Edit the entries between the lines holding "Localize each UI" and "scale-segment [907, 532, 941, 591]", inclusive, so that "Largest" becomes "Biggest" with everything else unchanged. Give back only those lines, leaving out the pictures.

**Supplied material**
* * * * * * *

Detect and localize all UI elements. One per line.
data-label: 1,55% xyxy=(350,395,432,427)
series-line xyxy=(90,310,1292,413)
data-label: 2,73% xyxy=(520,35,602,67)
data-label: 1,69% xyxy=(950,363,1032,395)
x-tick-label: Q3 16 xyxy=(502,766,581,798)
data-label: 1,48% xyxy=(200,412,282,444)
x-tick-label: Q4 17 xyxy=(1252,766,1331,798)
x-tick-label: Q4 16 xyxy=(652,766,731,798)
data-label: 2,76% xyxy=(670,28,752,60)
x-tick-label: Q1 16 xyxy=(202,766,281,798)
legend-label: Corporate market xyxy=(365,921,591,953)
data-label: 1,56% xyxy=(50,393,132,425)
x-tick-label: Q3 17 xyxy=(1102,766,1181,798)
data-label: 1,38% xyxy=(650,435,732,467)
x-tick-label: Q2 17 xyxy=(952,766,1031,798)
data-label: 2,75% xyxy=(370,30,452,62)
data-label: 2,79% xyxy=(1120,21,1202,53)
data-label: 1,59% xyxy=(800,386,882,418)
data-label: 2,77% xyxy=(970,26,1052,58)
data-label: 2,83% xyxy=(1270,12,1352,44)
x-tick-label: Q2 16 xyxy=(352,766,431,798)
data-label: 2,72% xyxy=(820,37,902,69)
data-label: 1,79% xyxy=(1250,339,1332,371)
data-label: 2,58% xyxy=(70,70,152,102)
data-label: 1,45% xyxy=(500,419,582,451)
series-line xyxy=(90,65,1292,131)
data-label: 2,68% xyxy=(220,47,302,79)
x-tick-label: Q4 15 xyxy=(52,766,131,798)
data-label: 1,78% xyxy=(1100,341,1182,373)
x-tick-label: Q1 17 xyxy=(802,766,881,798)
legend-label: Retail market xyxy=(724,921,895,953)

* * * * * * *

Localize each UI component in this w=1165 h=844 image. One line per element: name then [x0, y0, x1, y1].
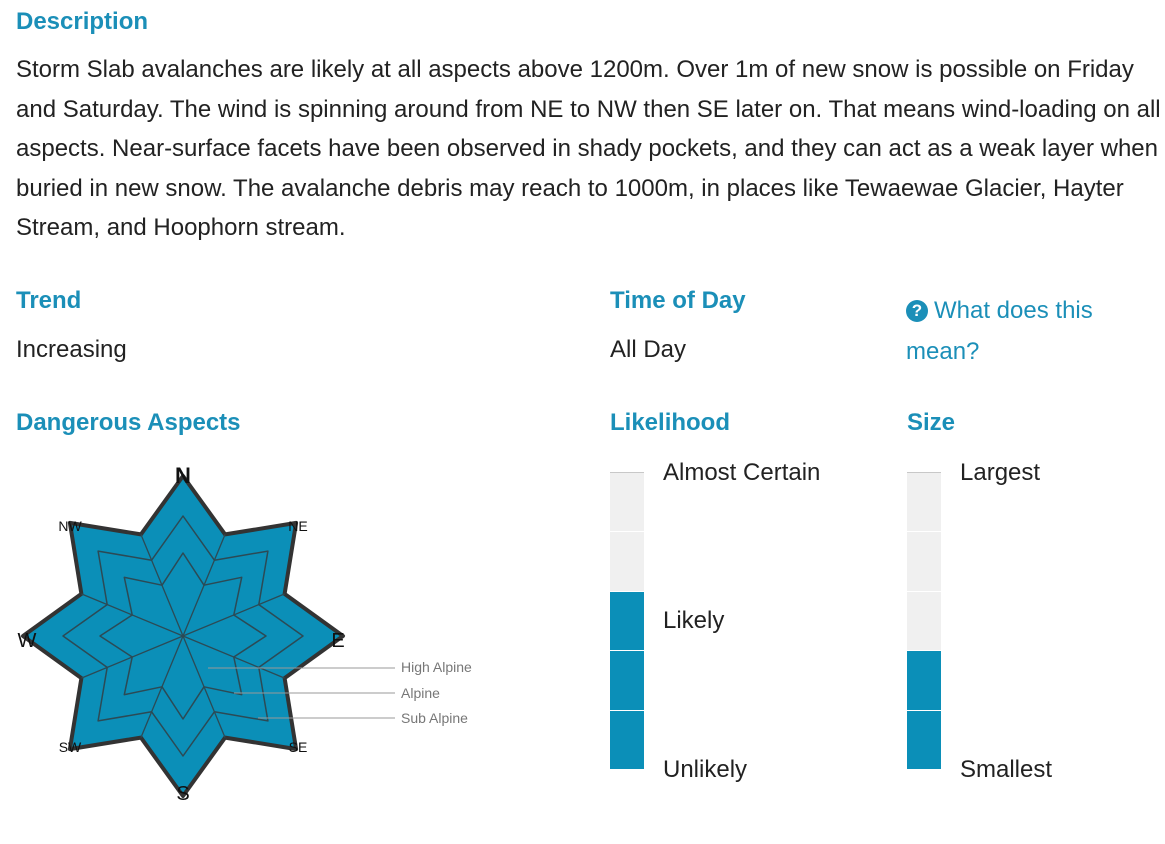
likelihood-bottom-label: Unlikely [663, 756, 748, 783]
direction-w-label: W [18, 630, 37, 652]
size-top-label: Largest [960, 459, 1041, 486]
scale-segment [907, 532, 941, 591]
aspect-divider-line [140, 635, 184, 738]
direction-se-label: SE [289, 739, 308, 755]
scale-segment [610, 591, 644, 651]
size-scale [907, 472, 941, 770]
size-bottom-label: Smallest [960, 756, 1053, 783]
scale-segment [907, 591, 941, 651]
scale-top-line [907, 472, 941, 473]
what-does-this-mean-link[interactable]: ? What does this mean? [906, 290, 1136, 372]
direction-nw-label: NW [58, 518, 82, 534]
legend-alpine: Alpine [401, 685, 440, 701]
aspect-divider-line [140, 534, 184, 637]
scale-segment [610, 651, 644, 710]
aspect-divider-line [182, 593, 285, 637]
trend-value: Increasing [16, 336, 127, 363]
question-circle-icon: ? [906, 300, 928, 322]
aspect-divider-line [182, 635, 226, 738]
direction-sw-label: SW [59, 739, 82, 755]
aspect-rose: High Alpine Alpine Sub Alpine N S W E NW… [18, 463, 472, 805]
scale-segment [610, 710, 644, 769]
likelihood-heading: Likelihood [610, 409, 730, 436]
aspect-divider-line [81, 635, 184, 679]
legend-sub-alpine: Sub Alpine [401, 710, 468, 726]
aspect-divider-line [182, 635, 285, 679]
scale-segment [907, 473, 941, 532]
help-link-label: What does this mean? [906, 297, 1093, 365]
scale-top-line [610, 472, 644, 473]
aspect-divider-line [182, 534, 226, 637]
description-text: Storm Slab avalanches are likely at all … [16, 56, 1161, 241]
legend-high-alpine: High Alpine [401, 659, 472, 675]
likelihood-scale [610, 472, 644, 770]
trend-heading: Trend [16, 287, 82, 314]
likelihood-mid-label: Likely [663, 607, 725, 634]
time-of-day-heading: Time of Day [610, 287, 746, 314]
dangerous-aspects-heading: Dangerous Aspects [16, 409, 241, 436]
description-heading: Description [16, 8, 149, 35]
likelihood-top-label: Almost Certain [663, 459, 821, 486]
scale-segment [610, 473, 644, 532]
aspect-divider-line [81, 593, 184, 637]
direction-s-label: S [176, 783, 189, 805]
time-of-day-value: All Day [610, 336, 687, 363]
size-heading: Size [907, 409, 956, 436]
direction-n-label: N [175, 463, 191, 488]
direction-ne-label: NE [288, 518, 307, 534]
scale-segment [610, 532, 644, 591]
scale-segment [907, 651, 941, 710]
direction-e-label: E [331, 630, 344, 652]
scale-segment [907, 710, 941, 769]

* * * * * * *

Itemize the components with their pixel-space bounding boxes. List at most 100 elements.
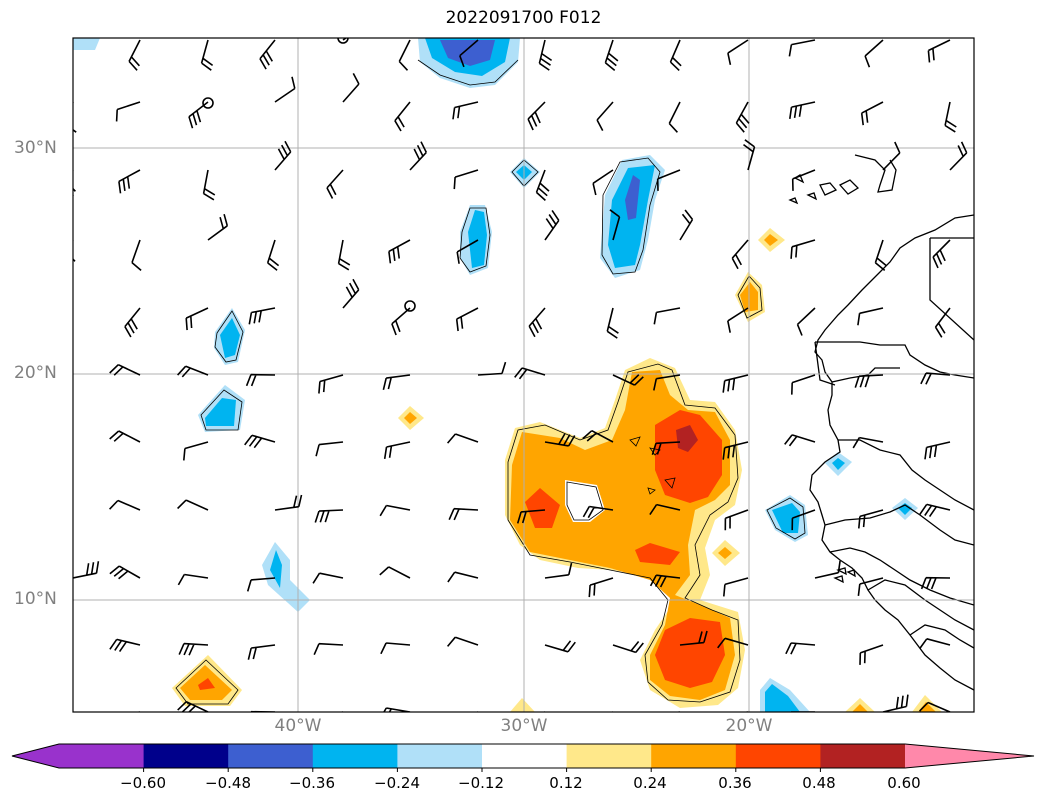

* * * * * * *

**The output**
Localize each UI component in this w=1165 h=844 image. One line per element: name then [x0, y0, x1, y1].
likelihood-bottom-label: Unlikely [663, 756, 748, 783]
direction-w-label: W [18, 630, 37, 652]
size-top-label: Biggest [960, 459, 1041, 486]
scale-segment [907, 532, 941, 591]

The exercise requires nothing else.